— Start —

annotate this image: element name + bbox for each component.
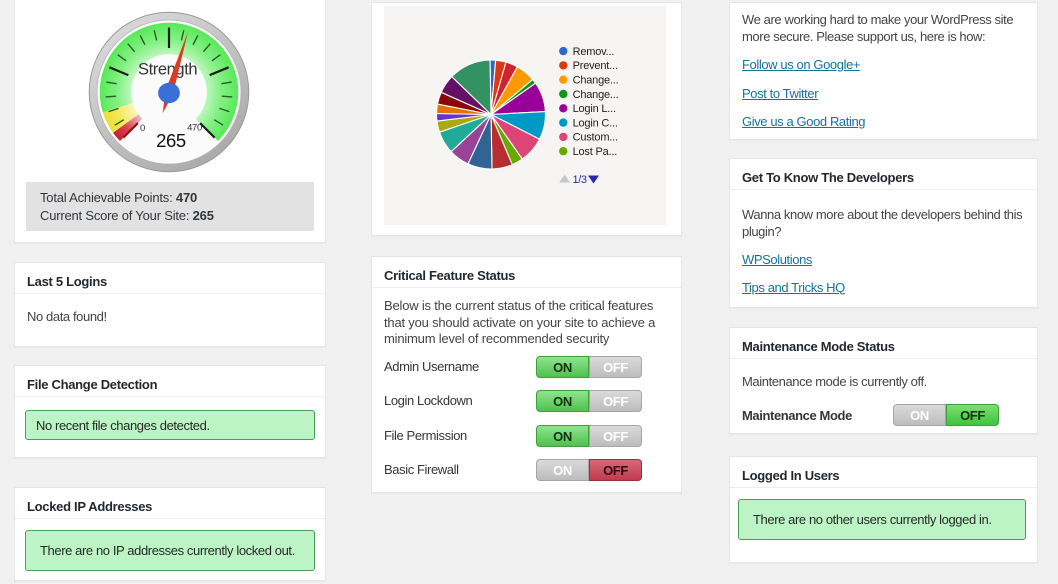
svg-text:0: 0 [140, 123, 145, 134]
svg-text:Login C...: Login C... [573, 117, 618, 129]
svg-text:470: 470 [187, 123, 202, 134]
svg-text:Lost Pa...: Lost Pa... [573, 146, 618, 158]
svg-text:1/3: 1/3 [573, 174, 587, 186]
svg-text:Change...: Change... [573, 89, 619, 101]
svg-text:265: 265 [156, 130, 186, 151]
svg-text:Login L...: Login L... [573, 103, 616, 115]
svg-text:Prevent...: Prevent... [573, 60, 618, 72]
svg-text:Custom...: Custom... [573, 132, 618, 144]
svg-text:Strength: Strength [138, 60, 197, 78]
svg-text:Change...: Change... [573, 75, 619, 87]
svg-text:Remov...: Remov... [573, 46, 615, 58]
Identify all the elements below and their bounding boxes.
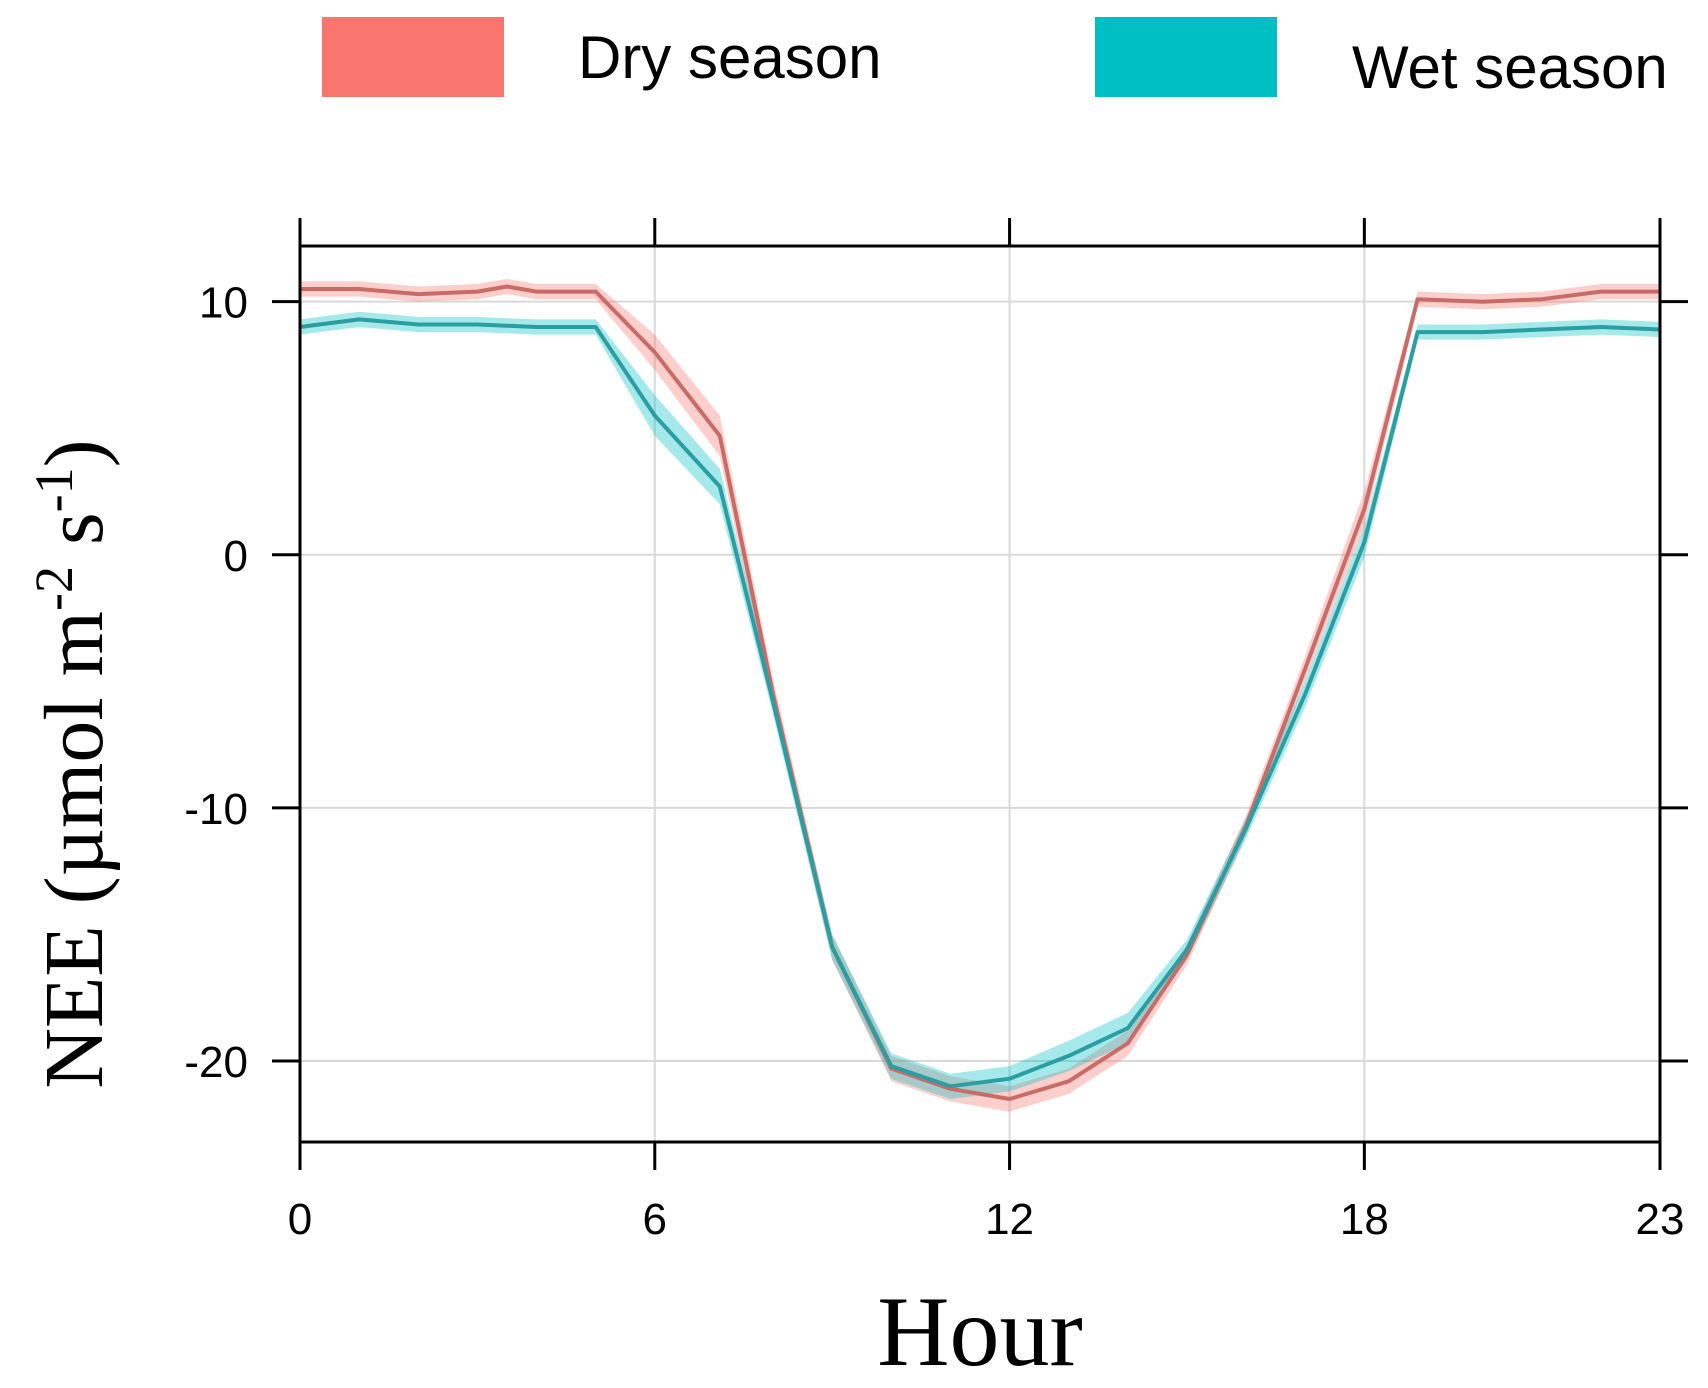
x-axis-title: Hour	[877, 1276, 1083, 1383]
y-axis-title-end: )	[28, 439, 121, 467]
wet-season-line	[299, 317, 1661, 1089]
y-axis-title-main: NEE (µmol m	[28, 611, 121, 1089]
wet-season-band	[300, 311, 1660, 1099]
x-tick-label: 12	[985, 1195, 1034, 1244]
legend-label-wet-season: Wet season	[1352, 34, 1668, 101]
axis-titles: Hour NEE (µmol m-2 s-1)	[24, 439, 1083, 1387]
y-axis-title-mid: s	[28, 512, 121, 566]
dry-season-line	[300, 284, 1660, 1101]
x-tick-label: 0	[288, 1195, 312, 1244]
legend-swatch-wet-season	[1095, 17, 1277, 97]
y-axis-title: NEE (µmol m-2 s-1)	[24, 439, 121, 1088]
legend: Dry season Wet season	[322, 17, 1668, 101]
grid-layer	[299, 246, 1661, 1142]
axis-ticks-layer: 0 6 12 18 23 10 0 -10 -20	[184, 218, 1688, 1244]
x-tick-label: 6	[643, 1195, 667, 1244]
plot-frame	[298, 244, 1662, 1144]
y-tick-label: -10	[184, 785, 248, 834]
legend-label-dry-season: Dry season	[578, 24, 881, 91]
legend-swatch-dry-season	[322, 17, 504, 97]
plot-frame-layer	[298, 244, 1662, 1144]
x-tick-label: 23	[1636, 1195, 1685, 1244]
y-axis-title-sup2: -1	[24, 467, 84, 512]
y-tick-label: 0	[224, 532, 248, 581]
confidence-band-layer	[300, 278, 1660, 1112]
x-tick-label: 18	[1340, 1195, 1389, 1244]
series-line-layer	[299, 284, 1661, 1101]
y-tick-label: 10	[199, 279, 248, 328]
y-tick-label: -20	[184, 1038, 248, 1087]
y-axis-title-sup1: -2	[24, 566, 84, 611]
dry-season-band	[300, 278, 1660, 1112]
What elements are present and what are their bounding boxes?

— End —

EXERCISE TASK:
Copy out every item above line for line, with nothing changed. Leave out the pictures.

RESULT OF THE EXERCISE:
annotate this image: element name + bbox for each component.
svg-text:0: 0 [140, 123, 145, 134]
svg-text:Login C...: Login C... [573, 117, 618, 129]
svg-text:470: 470 [187, 123, 202, 134]
svg-text:Lost Pa...: Lost Pa... [573, 146, 618, 158]
svg-text:1/3: 1/3 [573, 174, 587, 186]
svg-text:Change...: Change... [573, 89, 619, 101]
svg-text:265: 265 [156, 130, 186, 151]
svg-text:Login L...: Login L... [573, 103, 616, 115]
svg-text:Prevent...: Prevent... [573, 60, 618, 72]
svg-text:Custom...: Custom... [573, 132, 618, 144]
svg-text:Strength: Strength [138, 60, 197, 78]
svg-text:Change...: Change... [573, 75, 619, 87]
svg-text:Remov...: Remov... [573, 46, 615, 58]
Identify all the elements below and their bounding boxes.
x-axis-title: Hour	[877, 1276, 1083, 1383]
y-axis-title-end: )	[28, 439, 121, 467]
wet-season-line	[299, 317, 1661, 1089]
y-axis-title-main: NEE (µmol m	[28, 611, 121, 1089]
wet-season-band	[300, 311, 1660, 1099]
x-tick-label: 12	[985, 1195, 1034, 1244]
legend-label-wet-season: Wet season	[1352, 34, 1668, 101]
axis-titles: Hour NEE (µmol m-2 s-1)	[24, 439, 1083, 1387]
y-axis-title-mid: s	[28, 512, 121, 566]
dry-season-line	[300, 284, 1660, 1101]
x-tick-label: 0	[288, 1195, 312, 1244]
legend-swatch-wet-season	[1095, 17, 1277, 97]
y-axis-title: NEE (µmol m-2 s-1)	[24, 439, 121, 1088]
legend: Dry season Wet season	[322, 17, 1668, 101]
grid-layer	[299, 246, 1661, 1142]
axis-ticks-layer: 0 6 12 18 23 10 0 -10 -20	[184, 218, 1688, 1244]
x-tick-label: 6	[643, 1195, 667, 1244]
plot-frame	[298, 244, 1662, 1144]
y-tick-label: -10	[184, 785, 248, 834]
legend-label-dry-season: Dry season	[578, 24, 881, 91]
legend-swatch-dry-season	[322, 17, 504, 97]
plot-frame-layer	[298, 244, 1662, 1144]
x-tick-label: 23	[1636, 1195, 1685, 1244]
y-axis-title-sup2: -1	[24, 467, 84, 512]
y-tick-label: 0	[224, 532, 248, 581]
confidence-band-layer	[300, 278, 1660, 1112]
x-tick-label: 18	[1340, 1195, 1389, 1244]
series-line-layer	[299, 284, 1661, 1101]
y-tick-label: 10	[199, 279, 248, 328]
y-tick-label: -20	[184, 1038, 248, 1087]
y-axis-title-sup1: -2	[24, 566, 84, 611]
dry-season-band	[300, 278, 1660, 1112]
What elements are present and what are their bounding boxes?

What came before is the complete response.